### Recorded data ###

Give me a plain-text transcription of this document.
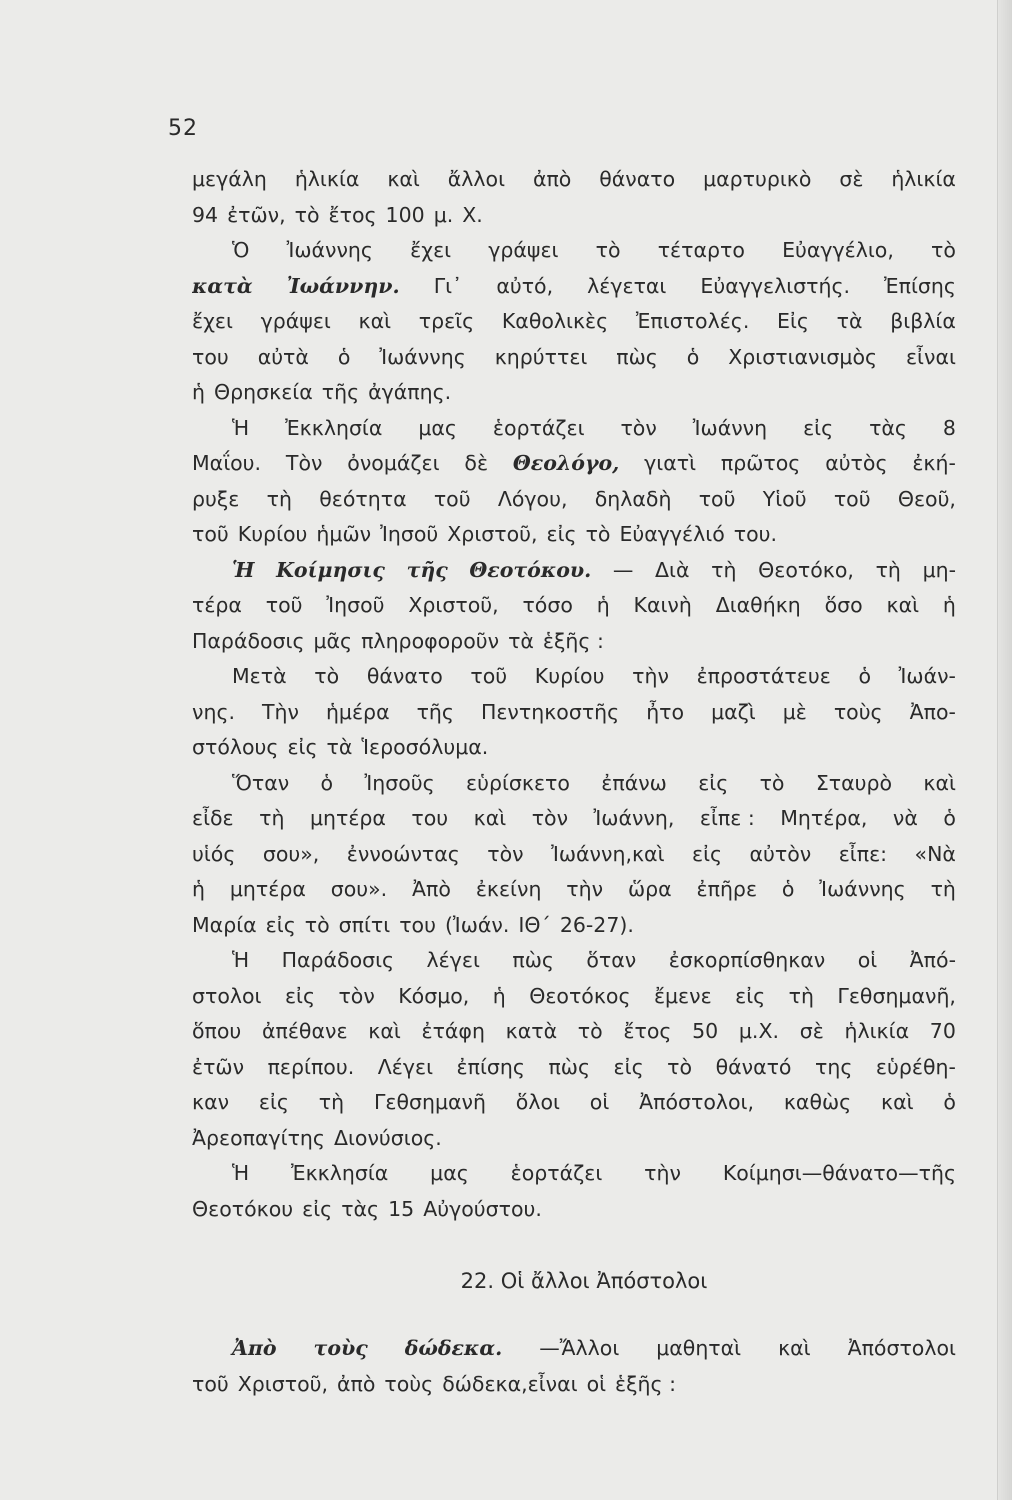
52
μεγάλη ἡλικία καὶ ἄλλοι ἀπὸ θάνατο μαρτυρικὸ σὲ ἡλικία
94 ἐτῶν, τὸ ἔτος 100 μ. Χ.
Ὁ Ἰωάννης ἔχει γράψει τὸ τέταρτο Εὐαγγέλιο, τὸ
κατὰ Ἰωάννην. Γι᾿ αὐτό, λέγεται Εὐαγγελιστής. Ἐπίσης
ἔχει γράψει καὶ τρεῖς Καθολικὲς Ἐπιστολές. Εἰς τὰ βιβλία
του αὐτὰ ὁ Ἰωάννης κηρύττει πὼς ὁ Χριστιανισμὸς εἶναι
ἡ Θρησκεία τῆς ἀγάπης.
Ἡ Ἐκκλησία μας ἑορτάζει τὸν Ἰωάννη εἰς τὰς 8
Μαΐου. Τὸν ὀνομάζει δὲ Θεολόγο, γιατὶ πρῶτος αὐτὸς ἐκή-
ρυξε τὴ θεότητα τοῦ Λόγου, δηλαδὴ τοῦ Υἱοῦ τοῦ Θεοῦ,
τοῦ Κυρίου ἡμῶν Ἰησοῦ Χριστοῦ, εἰς τὸ Εὐαγγέλιό του.
Ἡ Κοίμησις τῆς Θεοτόκου. — Διὰ τὴ Θεοτόκο, τὴ μη-
τέρα τοῦ Ἰησοῦ Χριστοῦ, τόσο ἡ Καινὴ Διαθήκη ὅσο καὶ ἡ
Παράδοσις μᾶς πληροφοροῦν τὰ ἑξῆς :
Μετὰ τὸ θάνατο τοῦ Κυρίου τὴν ἐπροστάτευε ὁ Ἰωάν-
νης. Τὴν ἡμέρα τῆς Πεντηκοστῆς ἦτο μαζὶ μὲ τοὺς Ἀπο-
στόλους εἰς τὰ Ἱεροσόλυμα.
Ὅταν ὁ Ἰησοῦς εὑρίσκετο ἐπάνω εἰς τὸ Σταυρὸ καὶ
εἶδε τὴ μητέρα του καὶ τὸν Ἰωάννη, εἶπε : Μητέρα, νὰ ὁ
υἱός σου», ἐννοώντας τὸν Ἰωάννη,καὶ εἰς αὐτὸν εἶπε: «Νὰ
ἡ μητέρα σου». Ἀπὸ ἐκείνη τὴν ὥρα ἐπῆρε ὁ Ἰωάννης τὴ
Μαρία εἰς τὸ σπίτι του (Ἰωάν. ΙΘ´ 26-27).
Ἡ Παράδοσις λέγει πὼς ὅταν ἐσκορπίσθηκαν οἱ Ἀπό-
στολοι εἰς τὸν Κόσμο, ἡ Θεοτόκος ἔμενε εἰς τὴ Γεθσημανῆ,
ὅπου ἀπέθανε καὶ ἐτάφη κατὰ τὸ ἔτος 50 μ.Χ. σὲ ἡλικία 70
ἐτῶν περίπου. Λέγει ἐπίσης πὼς εἰς τὸ θάνατό της εὑρέθη-
καν εἰς τὴ Γεθσημανῆ ὅλοι οἱ Ἀπόστολοι, καθὼς καὶ ὁ
Ἀρεοπαγίτης Διονύσιος.
Ἡ Ἐκκλησία μας ἑορτάζει τὴν Κοίμησι—θάνατο—τῆς
Θεοτόκου εἰς τὰς 15 Αὐγούστου.
22. Οἱ ἄλλοι Ἀπόστολοι
Ἀπὸ τοὺς δώδεκα. —Ἄλλοι μαθηταὶ καὶ Ἀπόστολοι
τοῦ Χριστοῦ, ἀπὸ τοὺς δώδεκα,εἶναι οἱ ἑξῆς :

###

Work instructions: Can you retype every record above exactly, leaving out the pictures?

Reply:
Give me a plain-text transcription of this document.
52
μεγάλη ἡλικία καὶ ἄλλοι ἀπὸ θάνατο μαρτυρικὸ σὲ ἡλικία
94 ἐτῶν, τὸ ἔτος 100 μ. Χ.
Ὁ Ἰωάννης ἔχει γράψει τὸ τέταρτο Εὐαγγέλιο, τὸ
κατὰ Ἰωάννην. Γι᾿ αὐτό, λέγεται Εὐαγγελιστής. Ἐπίσης
ἔχει γράψει καὶ τρεῖς Καθολικὲς Ἐπιστολές. Εἰς τὰ βιβλία
του αὐτὰ ὁ Ἰωάννης κηρύττει πὼς ὁ Χριστιανισμὸς εἶναι
ἡ Θρησκεία τῆς ἀγάπης.
Ἡ Ἐκκλησία μας ἑορτάζει τὸν Ἰωάννη εἰς τὰς 8
Μαΐου. Τὸν ὀνομάζει δὲ Θεολόγο, γιατὶ πρῶτος αὐτὸς ἐκή-
ρυξε τὴ θεότητα τοῦ Λόγου, δηλαδὴ τοῦ Υἱοῦ τοῦ Θεοῦ,
τοῦ Κυρίου ἡμῶν Ἰησοῦ Χριστοῦ, εἰς τὸ Εὐαγγέλιό του.
Ἡ Κοίμησις τῆς Θεοτόκου. — Διὰ τὴ Θεοτόκο, τὴ μη-
τέρα τοῦ Ἰησοῦ Χριστοῦ, τόσο ἡ Καινὴ Διαθήκη ὅσο καὶ ἡ
Παράδοσις μᾶς πληροφοροῦν τὰ ἑξῆς :
Μετὰ τὸ θάνατο τοῦ Κυρίου τὴν ἐπροστάτευε ὁ Ἰωάν-
νης. Τὴν ἡμέρα τῆς Πεντηκοστῆς ἦτο μαζὶ μὲ τοὺς Ἀπο-
στόλους εἰς τὰ Ἱεροσόλυμα.
Ὅταν ὁ Ἰησοῦς εὑρίσκετο ἐπάνω εἰς τὸ Σταυρὸ καὶ
εἶδε τὴ μητέρα του καὶ τὸν Ἰωάννη, εἶπε : Μητέρα, νὰ ὁ
υἱός σου», ἐννοώντας τὸν Ἰωάννη,καὶ εἰς αὐτὸν εἶπε: «Νὰ
ἡ μητέρα σου». Ἀπὸ ἐκείνη τὴν ὥρα ἐπῆρε ὁ Ἰωάννης τὴ
Μαρία εἰς τὸ σπίτι του (Ἰωάν. ΙΘ´ 26-27).
Ἡ Παράδοσις λέγει πὼς ὅταν ἐσκορπίσθηκαν οἱ Ἀπό-
στολοι εἰς τὸν Κόσμο, ἡ Θεοτόκος ἔμενε εἰς τὴ Γεθσημανῆ,
ὅπου ἀπέθανε καὶ ἐτάφη κατὰ τὸ ἔτος 50 μ.Χ. σὲ ἡλικία 70
ἐτῶν περίπου. Λέγει ἐπίσης πὼς εἰς τὸ θάνατό της εὑρέθη-
καν εἰς τὴ Γεθσημανῆ ὅλοι οἱ Ἀπόστολοι, καθὼς καὶ ὁ
Ἀρεοπαγίτης Διονύσιος.
Ἡ Ἐκκλησία μας ἑορτάζει τὴν Κοίμησι—θάνατο—τῆς
Θεοτόκου εἰς τὰς 15 Αὐγούστου.
22. Οἱ ἄλλοι Ἀπόστολοι
Ἀπὸ τοὺς δώδεκα. —Ἄλλοι μαθηταὶ καὶ Ἀπόστολοι
τοῦ Χριστοῦ, ἀπὸ τοὺς δώδεκα,εἶναι οἱ ἑξῆς :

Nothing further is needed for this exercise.